A run of records
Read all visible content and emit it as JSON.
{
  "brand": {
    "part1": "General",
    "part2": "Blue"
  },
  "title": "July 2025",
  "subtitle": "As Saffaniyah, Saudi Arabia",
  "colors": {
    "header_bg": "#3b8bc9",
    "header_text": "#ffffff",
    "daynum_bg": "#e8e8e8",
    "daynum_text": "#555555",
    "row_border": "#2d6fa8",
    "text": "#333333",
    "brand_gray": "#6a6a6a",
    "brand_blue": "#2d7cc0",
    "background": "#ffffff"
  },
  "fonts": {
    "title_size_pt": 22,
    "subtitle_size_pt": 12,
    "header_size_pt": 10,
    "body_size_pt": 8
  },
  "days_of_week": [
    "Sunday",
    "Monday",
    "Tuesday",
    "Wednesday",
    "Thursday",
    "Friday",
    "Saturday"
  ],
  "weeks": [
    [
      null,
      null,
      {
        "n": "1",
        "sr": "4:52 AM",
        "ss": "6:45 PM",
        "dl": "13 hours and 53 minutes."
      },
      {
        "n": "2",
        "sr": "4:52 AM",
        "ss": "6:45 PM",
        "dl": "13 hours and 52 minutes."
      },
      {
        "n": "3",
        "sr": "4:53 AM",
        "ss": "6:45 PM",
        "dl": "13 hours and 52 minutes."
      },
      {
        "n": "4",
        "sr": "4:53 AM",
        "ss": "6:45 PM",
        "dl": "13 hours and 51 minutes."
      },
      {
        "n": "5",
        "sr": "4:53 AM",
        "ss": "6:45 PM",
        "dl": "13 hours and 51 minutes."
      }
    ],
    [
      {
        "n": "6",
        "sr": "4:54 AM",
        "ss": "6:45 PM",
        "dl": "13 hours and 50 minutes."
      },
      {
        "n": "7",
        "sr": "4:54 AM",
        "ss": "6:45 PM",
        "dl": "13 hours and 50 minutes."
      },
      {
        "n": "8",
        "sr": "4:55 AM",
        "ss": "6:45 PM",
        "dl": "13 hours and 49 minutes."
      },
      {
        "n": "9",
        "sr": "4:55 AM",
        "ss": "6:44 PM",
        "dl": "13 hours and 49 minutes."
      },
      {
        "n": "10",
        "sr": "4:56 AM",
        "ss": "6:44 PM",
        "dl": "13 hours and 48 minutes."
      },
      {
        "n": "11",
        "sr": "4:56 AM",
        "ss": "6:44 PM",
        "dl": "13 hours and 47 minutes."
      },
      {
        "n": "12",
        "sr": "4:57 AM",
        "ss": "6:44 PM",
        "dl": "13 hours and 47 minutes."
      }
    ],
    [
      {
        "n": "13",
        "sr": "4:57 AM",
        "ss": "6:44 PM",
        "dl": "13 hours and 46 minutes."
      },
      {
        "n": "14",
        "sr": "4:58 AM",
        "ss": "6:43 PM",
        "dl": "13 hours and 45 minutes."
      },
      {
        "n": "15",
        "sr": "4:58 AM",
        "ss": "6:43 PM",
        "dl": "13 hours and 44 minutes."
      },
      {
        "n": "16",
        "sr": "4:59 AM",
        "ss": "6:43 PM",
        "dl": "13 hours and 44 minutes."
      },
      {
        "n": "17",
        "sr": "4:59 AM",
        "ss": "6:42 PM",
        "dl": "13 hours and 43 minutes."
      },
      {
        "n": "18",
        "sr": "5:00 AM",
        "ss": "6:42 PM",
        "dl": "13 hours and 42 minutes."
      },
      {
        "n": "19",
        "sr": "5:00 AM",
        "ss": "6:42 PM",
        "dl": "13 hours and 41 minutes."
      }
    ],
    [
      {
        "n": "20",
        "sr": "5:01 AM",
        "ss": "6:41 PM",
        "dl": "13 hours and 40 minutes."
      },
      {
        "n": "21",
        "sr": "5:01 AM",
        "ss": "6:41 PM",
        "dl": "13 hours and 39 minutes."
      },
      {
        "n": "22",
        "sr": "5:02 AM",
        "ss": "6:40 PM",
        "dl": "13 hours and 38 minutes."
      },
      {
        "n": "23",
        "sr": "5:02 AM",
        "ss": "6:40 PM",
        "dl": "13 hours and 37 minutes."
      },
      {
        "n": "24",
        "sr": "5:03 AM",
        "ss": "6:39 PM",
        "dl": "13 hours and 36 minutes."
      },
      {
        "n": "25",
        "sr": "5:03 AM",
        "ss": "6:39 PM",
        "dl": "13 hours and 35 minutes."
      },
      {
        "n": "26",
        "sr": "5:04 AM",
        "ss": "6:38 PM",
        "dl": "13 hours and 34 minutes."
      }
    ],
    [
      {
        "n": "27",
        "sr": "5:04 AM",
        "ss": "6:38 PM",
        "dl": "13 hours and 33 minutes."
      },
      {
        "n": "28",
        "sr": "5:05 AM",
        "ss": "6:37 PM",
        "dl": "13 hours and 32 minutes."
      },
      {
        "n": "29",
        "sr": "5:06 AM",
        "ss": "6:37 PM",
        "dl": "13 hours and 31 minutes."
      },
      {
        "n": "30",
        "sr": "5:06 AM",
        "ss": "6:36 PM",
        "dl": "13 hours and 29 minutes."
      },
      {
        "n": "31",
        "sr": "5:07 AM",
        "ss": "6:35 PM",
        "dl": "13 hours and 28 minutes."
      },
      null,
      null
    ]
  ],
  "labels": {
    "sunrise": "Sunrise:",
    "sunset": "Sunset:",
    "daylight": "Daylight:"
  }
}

● **STATED EXERCISE**: Extract all of the material exactly as it is written.

● **RESULT BELOW**:
Read all visible content and emit it as JSON.
{
  "brand": {
    "part1": "General",
    "part2": "Blue"
  },
  "title": "July 2025",
  "subtitle": "As Saffaniyah, Saudi Arabia",
  "colors": {
    "header_bg": "#3b8bc9",
    "header_text": "#ffffff",
    "daynum_bg": "#e8e8e8",
    "daynum_text": "#555555",
    "row_border": "#2d6fa8",
    "text": "#333333",
    "brand_gray": "#6a6a6a",
    "brand_blue": "#2d7cc0",
    "background": "#ffffff"
  },
  "fonts": {
    "title_size_pt": 22,
    "subtitle_size_pt": 12,
    "header_size_pt": 10,
    "body_size_pt": 8
  },
  "days_of_week": [
    "Sunday",
    "Monday",
    "Tuesday",
    "Wednesday",
    "Thursday",
    "Friday",
    "Saturday"
  ],
  "weeks": [
    [
      null,
      null,
      {
        "n": "1",
        "sr": "4:52 AM",
        "ss": "6:45 PM",
        "dl": "13 hours and 53 minutes."
      },
      {
        "n": "2",
        "sr": "4:52 AM",
        "ss": "6:45 PM",
        "dl": "13 hours and 52 minutes."
      },
      {
        "n": "3",
        "sr": "4:53 AM",
        "ss": "6:45 PM",
        "dl": "13 hours and 52 minutes."
      },
      {
        "n": "4",
        "sr": "4:53 AM",
        "ss": "6:45 PM",
        "dl": "13 hours and 51 minutes."
      },
      {
        "n": "5",
        "sr": "4:53 AM",
        "ss": "6:45 PM",
        "dl": "13 hours and 51 minutes."
      }
    ],
    [
      {
        "n": "6",
        "sr": "4:54 AM",
        "ss": "6:45 PM",
        "dl": "13 hours and 50 minutes."
      },
      {
        "n": "7",
        "sr": "4:54 AM",
        "ss": "6:45 PM",
        "dl": "13 hours and 50 minutes."
      },
      {
        "n": "8",
        "sr": "4:55 AM",
        "ss": "6:45 PM",
        "dl": "13 hours and 49 minutes."
      },
      {
        "n": "9",
        "sr": "4:55 AM",
        "ss": "6:44 PM",
        "dl": "13 hours and 49 minutes."
      },
      {
        "n": "10",
        "sr": "4:56 AM",
        "ss": "6:44 PM",
        "dl": "13 hours and 48 minutes."
      },
      {
        "n": "11",
        "sr": "4:56 AM",
        "ss": "6:44 PM",
        "dl": "13 hours and 47 minutes."
      },
      {
        "n": "12",
        "sr": "4:57 AM",
        "ss": "6:44 PM",
        "dl": "13 hours and 47 minutes."
      }
    ],
    [
      {
        "n": "13",
        "sr": "4:57 AM",
        "ss": "6:44 PM",
        "dl": "13 hours and 46 minutes."
      },
      {
        "n": "14",
        "sr": "4:58 AM",
        "ss": "6:43 PM",
        "dl": "13 hours and 45 minutes."
      },
      {
        "n": "15",
        "sr": "4:58 AM",
        "ss": "6:43 PM",
        "dl": "13 hours and 44 minutes."
      },
      {
        "n": "16",
        "sr": "4:59 AM",
        "ss": "6:43 PM",
        "dl": "13 hours and 44 minutes."
      },
      {
        "n": "17",
        "sr": "4:59 AM",
        "ss": "6:42 PM",
        "dl": "13 hours and 43 minutes."
      },
      {
        "n": "18",
        "sr": "5:00 AM",
        "ss": "6:42 PM",
        "dl": "13 hours and 42 minutes."
      },
      {
        "n": "19",
        "sr": "5:00 AM",
        "ss": "6:42 PM",
        "dl": "13 hours and 41 minutes."
      }
    ],
    [
      {
        "n": "20",
        "sr": "5:01 AM",
        "ss": "6:41 PM",
        "dl": "13 hours and 40 minutes."
      },
      {
        "n": "21",
        "sr": "5:01 AM",
        "ss": "6:41 PM",
        "dl": "13 hours and 39 minutes."
      },
      {
        "n": "22",
        "sr": "5:02 AM",
        "ss": "6:40 PM",
        "dl": "13 hours and 38 minutes."
      },
      {
        "n": "23",
        "sr": "5:02 AM",
        "ss": "6:40 PM",
        "dl": "13 hours and 37 minutes."
      },
      {
        "n": "24",
        "sr": "5:03 AM",
        "ss": "6:39 PM",
        "dl": "13 hours and 36 minutes."
      },
      {
        "n": "25",
        "sr": "5:03 AM",
        "ss": "6:39 PM",
        "dl": "13 hours and 35 minutes."
      },
      {
        "n": "26",
        "sr": "5:04 AM",
        "ss": "6:38 PM",
        "dl": "13 hours and 34 minutes."
      }
    ],
    [
      {
        "n": "27",
        "sr": "5:04 AM",
        "ss": "6:38 PM",
        "dl": "13 hours and 33 minutes."
      },
      {
        "n": "28",
        "sr": "5:05 AM",
        "ss": "6:37 PM",
        "dl": "13 hours and 32 minutes."
      },
      {
        "n": "29",
        "sr": "5:06 AM",
        "ss": "6:37 PM",
        "dl": "13 hours and 31 minutes."
      },
      {
        "n": "30",
        "sr": "5:06 AM",
        "ss": "6:36 PM",
        "dl": "13 hours and 29 minutes."
      },
      {
        "n": "31",
        "sr": "5:07 AM",
        "ss": "6:35 PM",
        "dl": "13 hours and 28 minutes."
      },
      null,
      null
    ]
  ],
  "labels": {
    "sunrise": "Sunrise:",
    "sunset": "Sunset:",
    "daylight": "Daylight:"
  }
}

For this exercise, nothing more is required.